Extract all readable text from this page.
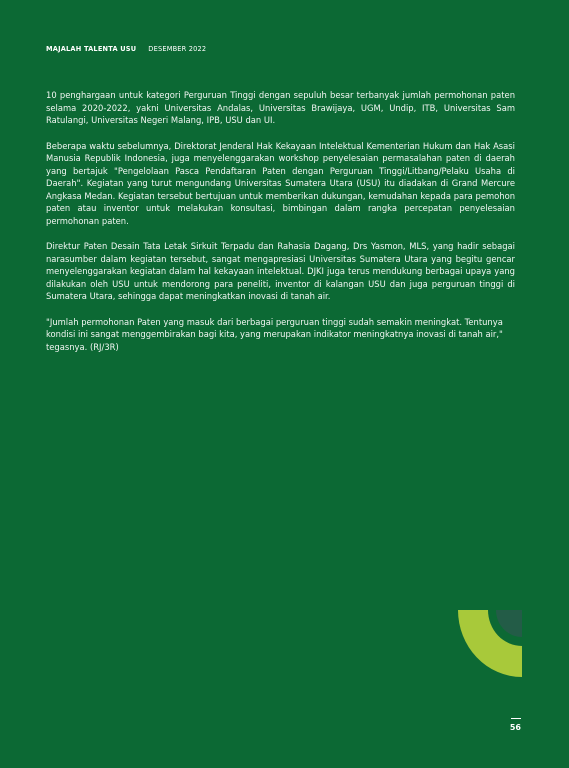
MAJALAH TALENTA USU DESEMBER 2022

10 penghargaan untuk kategori Perguruan Tinggi dengan sepuluh besar terbanyak jumlah permohonan paten selama 2020-2022, yakni Universitas Andalas, Universitas Brawijaya, UGM, Undip, ITB, Universitas Sam Ratulangi, Universitas Negeri Malang, IPB, USU dan UI.

Beberapa waktu sebelumnya, Direktorat Jenderal Hak Kekayaan Intelektual Kementerian Hukum dan Hak Asasi Manusia Republik Indonesia, juga menyelenggarakan workshop penyelesaian permasalahan paten di daerah yang bertajuk "Pengelolaan Pasca Pendaftaran Paten dengan Perguruan Tinggi/Litbang/Pelaku Usaha di Daerah". Kegiatan yang turut mengundang Universitas Sumatera Utara (USU) itu diadakan di Grand Mercure Angkasa Medan. Kegiatan tersebut bertujuan untuk memberikan dukungan, kemudahan kepada para pemohon paten atau inventor untuk melakukan konsultasi, bimbingan dalam rangka percepatan penyelesaian permohonan paten.

Direktur Paten Desain Tata Letak Sirkuit Terpadu dan Rahasia Dagang, Drs Yasmon, MLS, yang hadir sebagai narasumber dalam kegiatan tersebut, sangat mengapresiasi Universitas Sumatera Utara yang begitu gencar menyelenggarakan kegiatan dalam hal kekayaan intelektual. DJKI juga terus mendukung berbagai upaya yang dilakukan oleh USU untuk mendorong para peneliti, inventor di kalangan USU dan juga perguruan tinggi di Sumatera Utara, sehingga dapat meningkatkan inovasi di tanah air.

"Jumlah permohonan Paten yang masuk dari berbagai perguruan tinggi sudah semakin meningkat. Tentunya kondisi ini sangat menggembirakan bagi kita, yang merupakan indikator meningkatnya inovasi di tanah air," tegasnya. (RJ/3R)

56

OBJECTIVE:
Write out the listing above again, exactly, but with no pictures in the copy.

COMPLETE ANSWER:
Extract all readable text from this page.
MAJALAH TALENTA USU DESEMBER 2022

10 penghargaan untuk kategori Perguruan Tinggi dengan sepuluh besar terbanyak jumlah permohonan paten selama 2020-2022, yakni Universitas Andalas, Universitas Brawijaya, UGM, Undip, ITB, Universitas Sam Ratulangi, Universitas Negeri Malang, IPB, USU dan UI.

Beberapa waktu sebelumnya, Direktorat Jenderal Hak Kekayaan Intelektual Kementerian Hukum dan Hak Asasi Manusia Republik Indonesia, juga menyelenggarakan workshop penyelesaian permasalahan paten di daerah yang bertajuk "Pengelolaan Pasca Pendaftaran Paten dengan Perguruan Tinggi/Litbang/Pelaku Usaha di Daerah". Kegiatan yang turut mengundang Universitas Sumatera Utara (USU) itu diadakan di Grand Mercure Angkasa Medan. Kegiatan tersebut bertujuan untuk memberikan dukungan, kemudahan kepada para pemohon paten atau inventor untuk melakukan konsultasi, bimbingan dalam rangka percepatan penyelesaian permohonan paten.

Direktur Paten Desain Tata Letak Sirkuit Terpadu dan Rahasia Dagang, Drs Yasmon, MLS, yang hadir sebagai narasumber dalam kegiatan tersebut, sangat mengapresiasi Universitas Sumatera Utara yang begitu gencar menyelenggarakan kegiatan dalam hal kekayaan intelektual. DJKI juga terus mendukung berbagai upaya yang dilakukan oleh USU untuk mendorong para peneliti, inventor di kalangan USU dan juga perguruan tinggi di Sumatera Utara, sehingga dapat meningkatkan inovasi di tanah air.

"Jumlah permohonan Paten yang masuk dari berbagai perguruan tinggi sudah semakin meningkat. Tentunya kondisi ini sangat menggembirakan bagi kita, yang merupakan indikator meningkatnya inovasi di tanah air," tegasnya. (RJ/3R)

56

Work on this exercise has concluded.